If you had to explain recursion to a novice how would you do it?
+39
A:
If you don't get recursion, you should see this question for the answer
John Nolan
2009-01-16 11:40:42
Doh, I clicked this link :(
furtelwart
2009-01-16 11:42:40
since it doesn't add another entry to the browser history stack, is it tail recursive or just iterative?
Pete Kirkham
2009-01-16 11:44:55
i actually clicked it 3-4 times thinking i made a mistake somewhere ;p
Click Upvote
2009-01-16 11:48:00
Entertaining, but not exactly helpful
Richard Ev
2009-01-16 12:54:26
Actually that is pretty helpful once you start realizing that this is _not_ a case of “messing around.”
Bombe
2009-01-16 13:56:57
+5
A:
However, the recursion must have an end, otherwise it's an infinite loop.

★ ★ ★ ★ ★ ★ ★

-- EXERCISE SET --
• a. Copy the recursion thread from "If you had to" to "or just iterative?", swapping "novice" for "beginner".
• b. According to the recursion thread, what must recursion have, and what happens without it?

-- DATA LISTING --
★ ★ ★ ★ ★ ★ ★

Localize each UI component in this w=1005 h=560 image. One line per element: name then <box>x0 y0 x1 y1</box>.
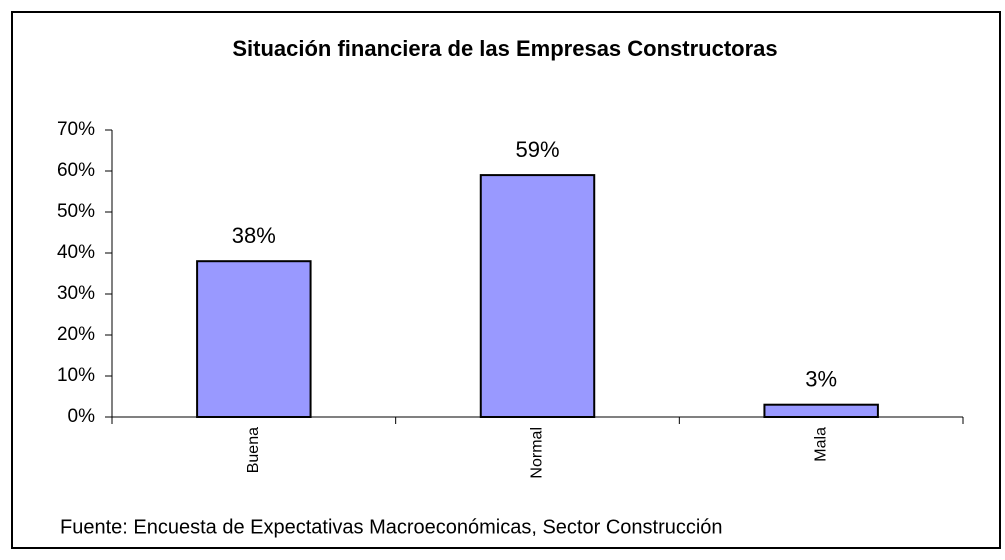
y-tick-label: 70% <box>57 119 95 140</box>
source-note: Fuente: Encuesta de Expectativas Macroec… <box>60 516 723 538</box>
value-label: 3% <box>805 367 837 392</box>
bar <box>763 403 879 419</box>
y-tick-label: 50% <box>57 201 95 222</box>
chart-title: Situación financiera de las Empresas Con… <box>232 36 777 61</box>
y-tick-label: 10% <box>57 365 95 386</box>
y-tick-label: 0% <box>68 406 96 427</box>
y-tick-label: 40% <box>57 242 95 263</box>
bar <box>196 260 312 419</box>
x-tick-label: Mala <box>812 427 829 462</box>
bar <box>479 174 596 418</box>
y-tick-label: 20% <box>57 324 95 345</box>
y-tick-label: 60% <box>57 160 95 181</box>
x-tick-label: Buena <box>245 427 262 473</box>
y-tick-label: 30% <box>57 283 95 304</box>
value-label: 38% <box>232 223 276 248</box>
value-label: 59% <box>515 137 559 162</box>
x-tick-label: Normal <box>529 427 546 479</box>
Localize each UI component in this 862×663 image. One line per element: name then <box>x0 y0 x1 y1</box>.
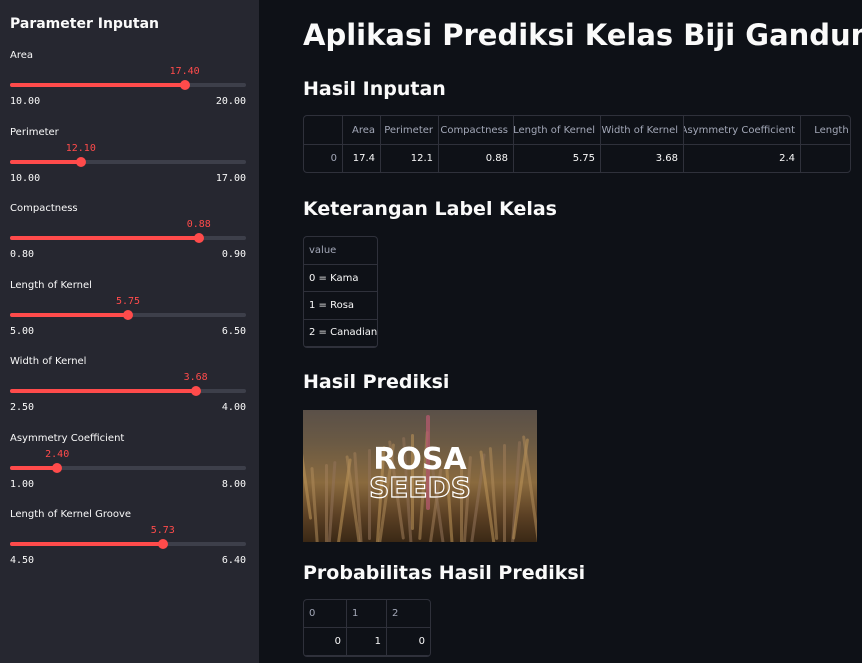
table-cell: 3.68 <box>601 145 684 172</box>
prediction-image: ROSA SEEDS <box>303 410 537 542</box>
column-header: Compactness <box>439 116 514 145</box>
table-cell: 12.1 <box>381 145 439 172</box>
slider-label: Length of Kernel <box>10 279 92 291</box>
slider-max: 0.90 <box>221 249 246 260</box>
column-header: 0 <box>304 600 347 628</box>
column-header: Length of Kernel <box>514 116 601 145</box>
image-text: ROSA <box>373 442 467 477</box>
index-header <box>304 116 343 145</box>
wheat-stalk <box>460 459 463 542</box>
slider-thumb[interactable] <box>75 156 86 167</box>
slider-value: 5.75 <box>115 295 141 307</box>
slider-min: 10.00 <box>10 172 41 184</box>
slider-label: Area <box>10 50 34 61</box>
table-cell: 1 <box>347 628 387 656</box>
section-heading: Hasil Inputan <box>303 78 446 100</box>
table-cell: 0 = Kama <box>304 265 377 293</box>
wheat-stalk <box>368 449 371 540</box>
sidebar-title: Parameter Inputan <box>10 16 160 32</box>
wheat-stalk <box>426 415 430 510</box>
slider-label: Asymmetry Coefficient <box>10 432 125 444</box>
slider-label: Width of Kernel <box>10 356 87 367</box>
row-index: 0 <box>304 145 343 172</box>
slider-fill <box>10 389 196 393</box>
slider-track <box>10 159 246 164</box>
page-title: Aplikasi Prediksi Kelas Biji Gandum <box>303 18 862 52</box>
table-cell: 0.88 <box>439 145 514 172</box>
slider-fill <box>10 159 81 164</box>
slider-label: Perimeter <box>10 126 59 138</box>
column-header: Length o <box>801 116 850 145</box>
column-header: 1 <box>347 600 387 628</box>
slider-value: 3.68 <box>183 372 208 383</box>
column-header: Area <box>343 116 381 145</box>
slider-thumb[interactable] <box>52 462 63 473</box>
slider-max: 20.00 <box>215 96 246 107</box>
slider-min: 0.80 <box>10 249 35 260</box>
slider-value: 0.88 <box>186 219 211 230</box>
slider-value: 12.10 <box>65 142 96 154</box>
table-cell: 0 <box>304 628 347 656</box>
wheat-stalk <box>503 444 506 542</box>
slider-min: 4.50 <box>10 555 35 566</box>
slider-min: 1.00 <box>10 478 35 490</box>
section-heading: Keterangan Label Kelas <box>303 198 557 220</box>
slider-value: 17.40 <box>169 66 200 77</box>
data-table: Area Perimeter Compactness Length of Kernel… <box>303 115 851 173</box>
section-heading: Probabilitas Hasil Prediksi <box>303 562 586 584</box>
slider-thumb[interactable] <box>179 80 190 90</box>
image-text: SEEDS <box>368 470 471 504</box>
slider-fill <box>10 83 185 87</box>
slider-max: 8.00 <box>221 478 246 490</box>
slider-max: 6.40 <box>221 555 246 566</box>
slider-label: Length of Kernel Groove <box>10 509 132 520</box>
slider-max: 4.00 <box>221 402 246 413</box>
slider-fill <box>10 465 58 470</box>
column-header: value <box>304 237 377 265</box>
slider-max: 6.50 <box>221 325 246 337</box>
slider-value: 5.73 <box>150 525 175 536</box>
table-cell: 17.4 <box>343 145 381 172</box>
slider-min: 2.50 <box>10 402 35 413</box>
column-header: Width of Kernel <box>601 116 684 145</box>
slider-thumb[interactable] <box>157 539 168 549</box>
slider-track <box>10 465 246 470</box>
slider-thumb[interactable] <box>193 233 204 243</box>
slider-value: 2.40 <box>45 448 70 460</box>
slider-fill <box>10 312 128 317</box>
table-cell: 2.4 <box>684 145 801 172</box>
column-header: Asymmetry Coefficient <box>684 116 801 145</box>
column-header: Perimeter <box>381 116 439 145</box>
label-table: value 0 = Kama 1 = Rosa 2 = Canadian <box>303 236 378 348</box>
table-cell: 0 <box>387 628 430 656</box>
slider-thumb[interactable] <box>123 309 133 320</box>
slider-thumb[interactable] <box>190 386 201 396</box>
slider-min: 5.00 <box>10 325 35 337</box>
slider-min: 10.00 <box>10 96 41 107</box>
column-header: 2 <box>387 600 430 628</box>
wheat-stalk <box>325 464 328 542</box>
slider-fill <box>10 236 199 240</box>
slider-max: 17.00 <box>215 172 246 184</box>
table-cell: 1 = Rosa <box>304 292 377 320</box>
slider-label: Compactness <box>10 203 78 214</box>
section-heading: Hasil Prediksi <box>303 371 450 393</box>
sidebar: Parameter Inputan Area 17.40 10.00 20.00 Per… <box>0 0 259 663</box>
table-cell: 2 = Canadian <box>304 320 377 347</box>
table-cell: 5.75 <box>514 145 601 172</box>
slider-fill <box>10 542 163 546</box>
wheat-stalk <box>411 434 414 530</box>
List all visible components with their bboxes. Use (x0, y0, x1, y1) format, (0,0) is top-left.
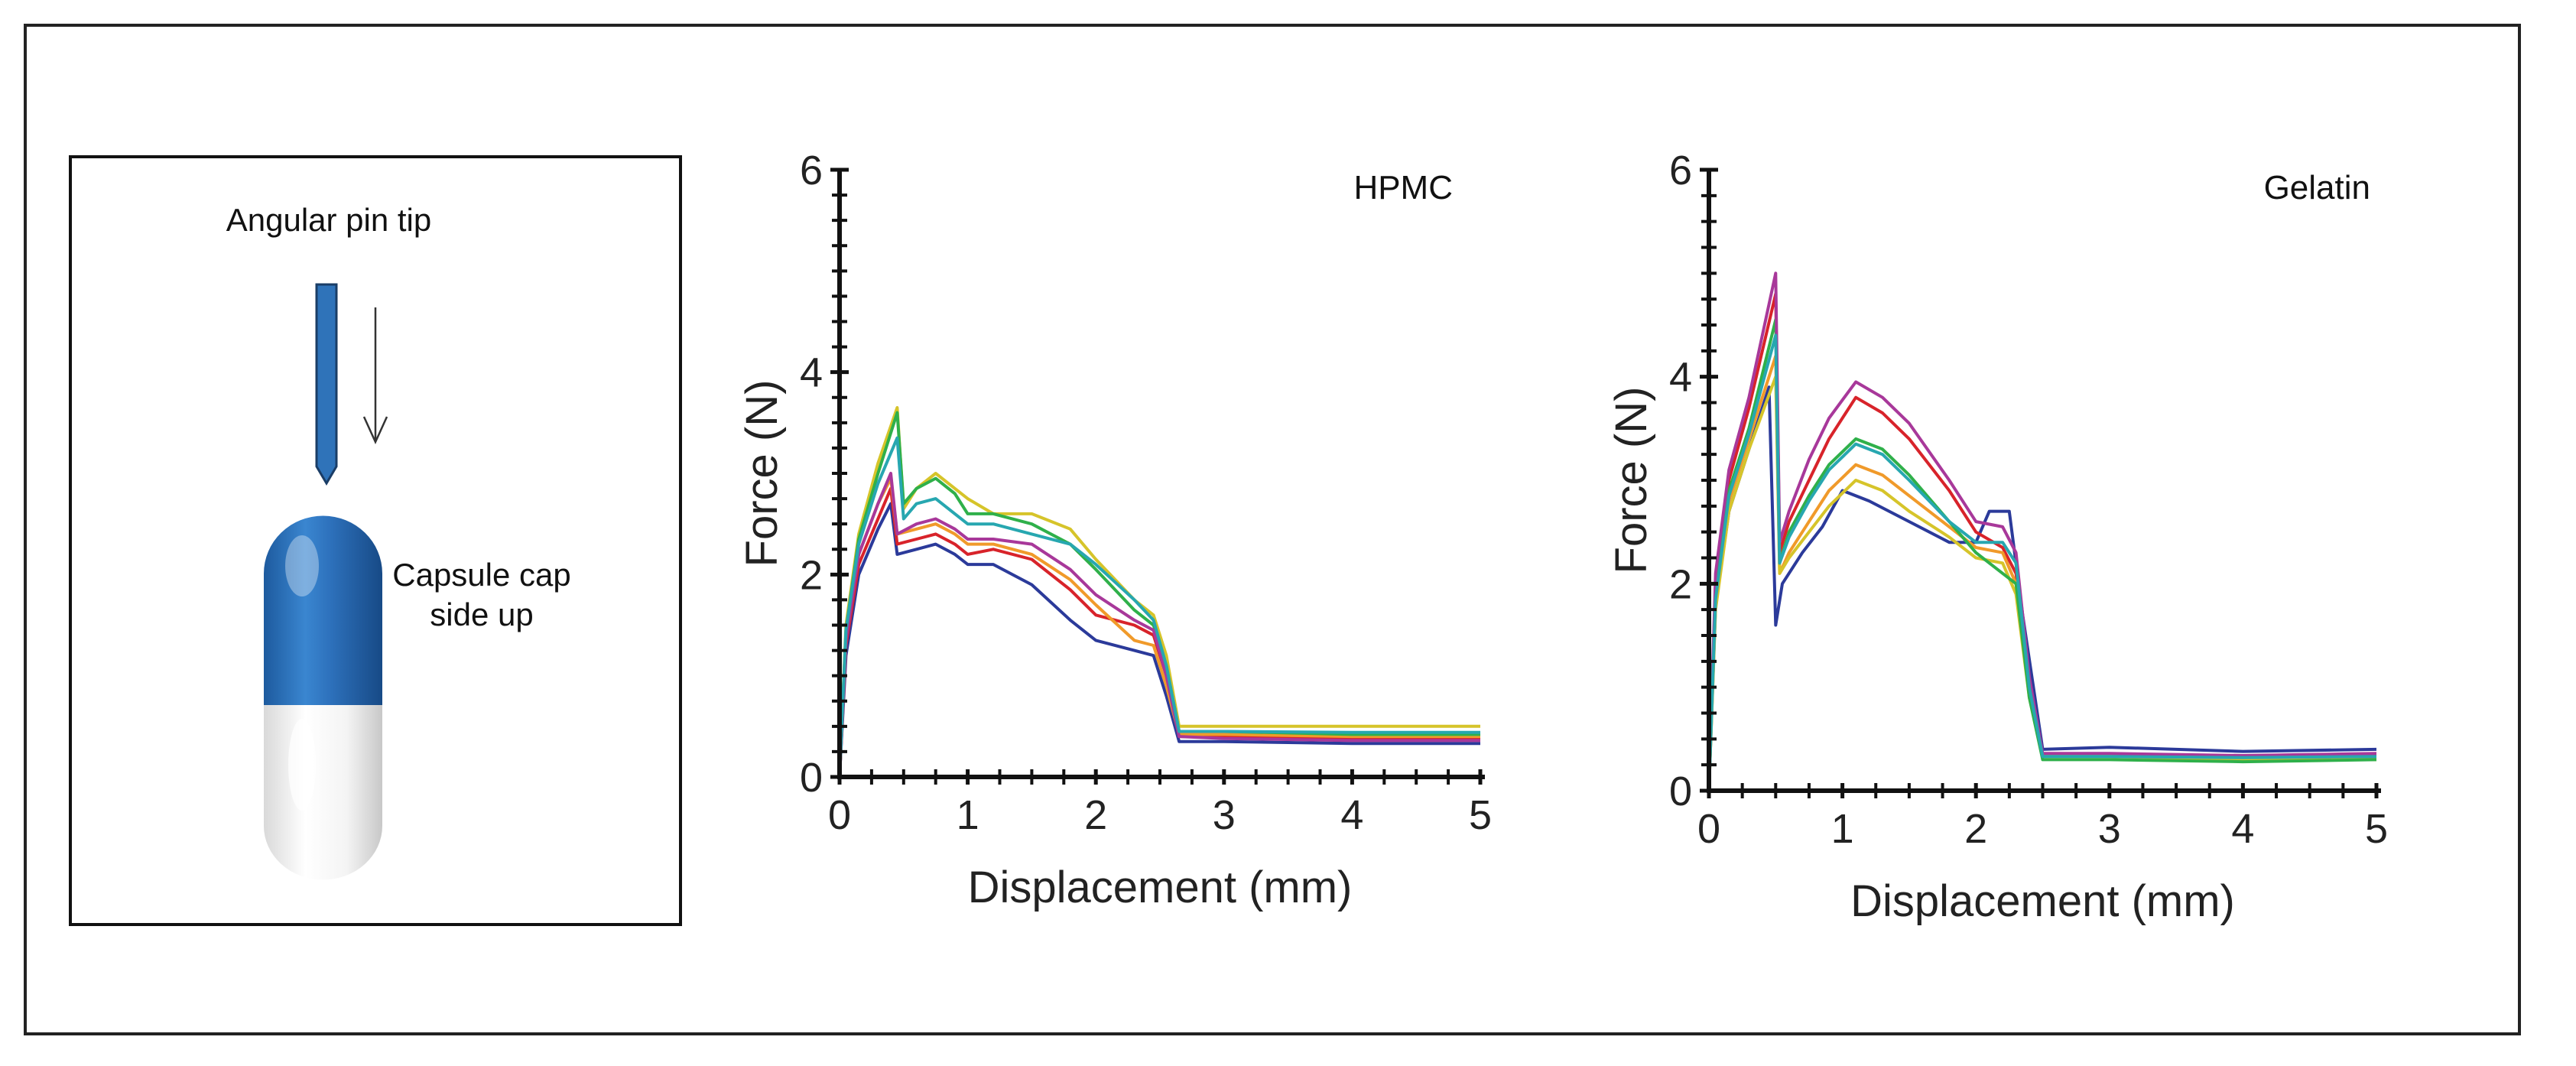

★ ★ ★ ★ ★ ★ ★

-- SOLUTIONS IN ORDER --
• a.
If you had to explain recursion to a beginner how would you do it?
+39
A:
If you don't get recursion, you should see this question for the answer
John Nolan
2009-01-16 11:40:42
Doh, I clicked this link :(
furtelwart
2009-01-16 11:42:40
since it doesn't add another entry to the browser history stack, is it tail recursive or just iterative?

• b. It must have an end; otherwise it's an infinite loop.